▸ STATED GOAL: Copy the material below word for word, leaving out the pictures.

— Start —

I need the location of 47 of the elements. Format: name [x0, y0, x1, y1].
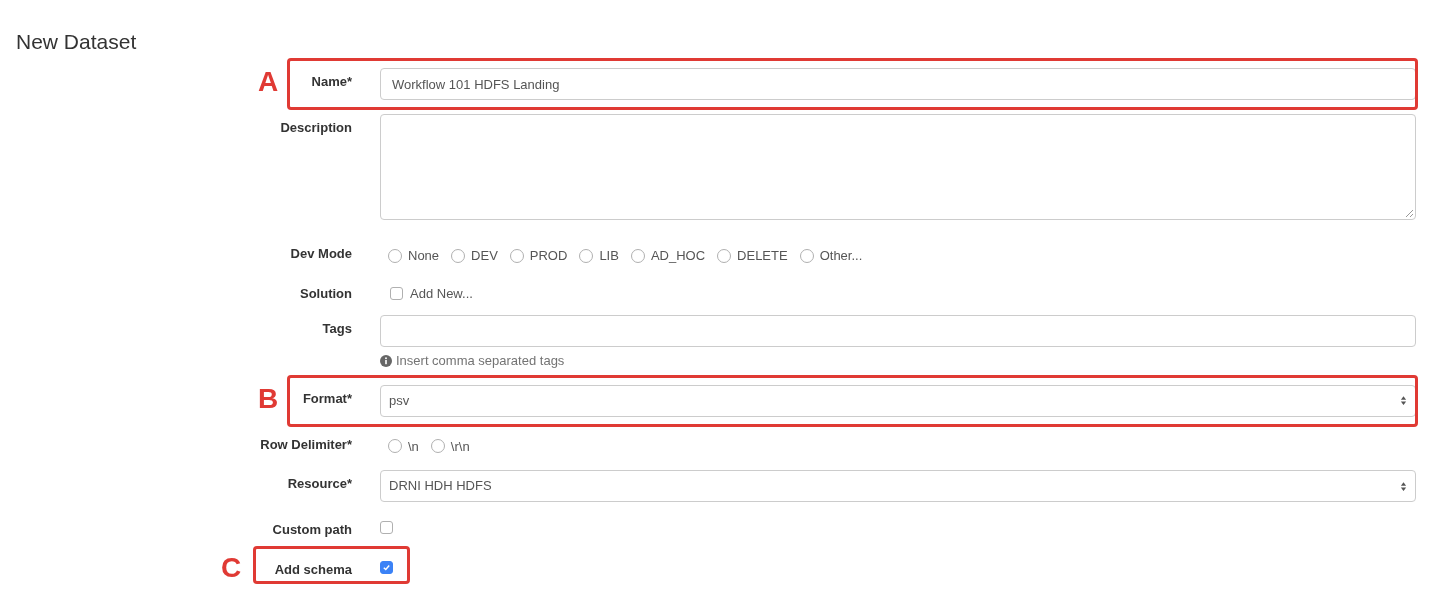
radio-label: LIB — [599, 247, 619, 265]
radio-label: DELETE — [737, 247, 788, 265]
checkbox[interactable] — [390, 286, 403, 300]
radio-label: PROD — [529, 247, 568, 265]
field-label: Format* — [302, 391, 352, 405]
radio-label: Other... — [819, 247, 863, 265]
checkmark-icon — [382, 562, 391, 572]
radio-label: DEV — [471, 247, 498, 265]
sort-arrows-icon — [1400, 395, 1407, 406]
resize-handle-icon — [1405, 209, 1413, 217]
field-label: Custom path — [272, 523, 352, 536]
checkbox[interactable] — [380, 520, 393, 534]
callout-letter: C — [221, 554, 242, 582]
field-label: Solution — [300, 286, 352, 300]
radio-label: AD_HOC — [650, 247, 706, 265]
radio-button[interactable] — [579, 248, 594, 263]
field-label: Add schema — [274, 563, 352, 576]
callout-letter: B — [258, 384, 279, 413]
select-field[interactable]: DRNI HDH HDFS — [380, 470, 1416, 502]
field-label: Dev Mode — [290, 247, 352, 260]
page-title: New Dataset — [15, 29, 138, 55]
help-text: Insert comma separated tags — [396, 352, 565, 370]
radio-label: None — [408, 247, 440, 265]
radio-button[interactable] — [799, 248, 814, 263]
field-label: Resource* — [287, 477, 352, 490]
checkbox[interactable] — [380, 560, 393, 574]
callout-letter: A — [258, 68, 279, 96]
radio-button[interactable] — [388, 439, 402, 454]
text-area[interactable] — [380, 114, 1416, 220]
field-label: Row Delimiter* — [260, 437, 352, 451]
radio-button[interactable] — [630, 248, 645, 263]
field-label: Name* — [311, 75, 352, 88]
text-field[interactable] — [380, 315, 1416, 347]
info-icon — [380, 354, 392, 367]
checkbox-label: Add New... — [410, 284, 473, 303]
text-field[interactable]: Workflow 101 HDFS Landing — [380, 68, 1416, 100]
radio-button[interactable] — [717, 248, 732, 263]
radio-button[interactable] — [430, 439, 445, 454]
field-label: Description — [280, 121, 352, 134]
radio-label: \r\n — [450, 437, 470, 456]
select-field[interactable]: psv — [380, 384, 1416, 417]
radio-button[interactable] — [388, 248, 402, 263]
field-label: Tags — [322, 322, 352, 335]
radio-label: \n — [408, 437, 419, 456]
radio-button[interactable] — [509, 248, 524, 263]
sort-arrows-icon — [1400, 480, 1407, 492]
radio-button[interactable] — [451, 248, 466, 263]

— End —

▸ TASK OUTPUT:
I need the location of 47 of the elements. Format: name [x0, y0, x1, y1].
radio-label: LIB — [599, 247, 619, 265]
radio-label: DELETE — [737, 247, 788, 265]
checkbox[interactable] — [390, 286, 403, 300]
radio-label: PROD — [529, 247, 568, 265]
field-label: Format* — [302, 391, 352, 405]
radio-label: Other... — [819, 247, 863, 265]
checkmark-icon — [382, 562, 391, 572]
radio-label: DEV — [471, 247, 498, 265]
sort-arrows-icon — [1400, 395, 1407, 406]
resize-handle-icon — [1405, 209, 1413, 217]
field-label: Custom path — [272, 523, 352, 536]
checkbox[interactable] — [380, 520, 393, 534]
callout-letter: C — [221, 554, 242, 582]
field-label: Solution — [300, 286, 352, 300]
radio-label: AD_HOC — [650, 247, 706, 265]
radio-button[interactable] — [579, 248, 594, 263]
field-label: Add schema — [274, 563, 352, 576]
callout-letter: B — [258, 384, 279, 413]
select-field[interactable]: DRNI HDH HDFS — [380, 470, 1416, 502]
field-label: Dev Mode — [290, 247, 352, 260]
page-title: New Dataset — [15, 29, 138, 55]
help-text: Insert comma separated tags — [396, 352, 565, 370]
radio-label: None — [408, 247, 440, 265]
radio-button[interactable] — [799, 248, 814, 263]
field-label: Resource* — [287, 477, 352, 490]
checkbox[interactable] — [380, 560, 393, 574]
callout-letter: A — [258, 68, 279, 96]
radio-button[interactable] — [388, 439, 402, 454]
text-area[interactable] — [380, 114, 1416, 220]
field-label: Row Delimiter* — [260, 437, 352, 451]
radio-button[interactable] — [630, 248, 645, 263]
field-label: Name* — [311, 75, 352, 88]
text-field[interactable] — [380, 315, 1416, 347]
info-icon — [380, 354, 392, 367]
checkbox-label: Add New... — [410, 284, 473, 303]
text-field[interactable]: Workflow 101 HDFS Landing — [380, 68, 1416, 100]
radio-button[interactable] — [717, 248, 732, 263]
radio-button[interactable] — [430, 439, 445, 454]
field-label: Description — [280, 121, 352, 134]
radio-label: \r\n — [450, 437, 470, 456]
select-field[interactable]: psv — [380, 384, 1416, 417]
radio-button[interactable] — [388, 248, 402, 263]
field-label: Tags — [322, 322, 352, 335]
radio-label: \n — [408, 437, 419, 456]
radio-button[interactable] — [509, 248, 524, 263]
sort-arrows-icon — [1400, 480, 1407, 492]
radio-button[interactable] — [451, 248, 466, 263]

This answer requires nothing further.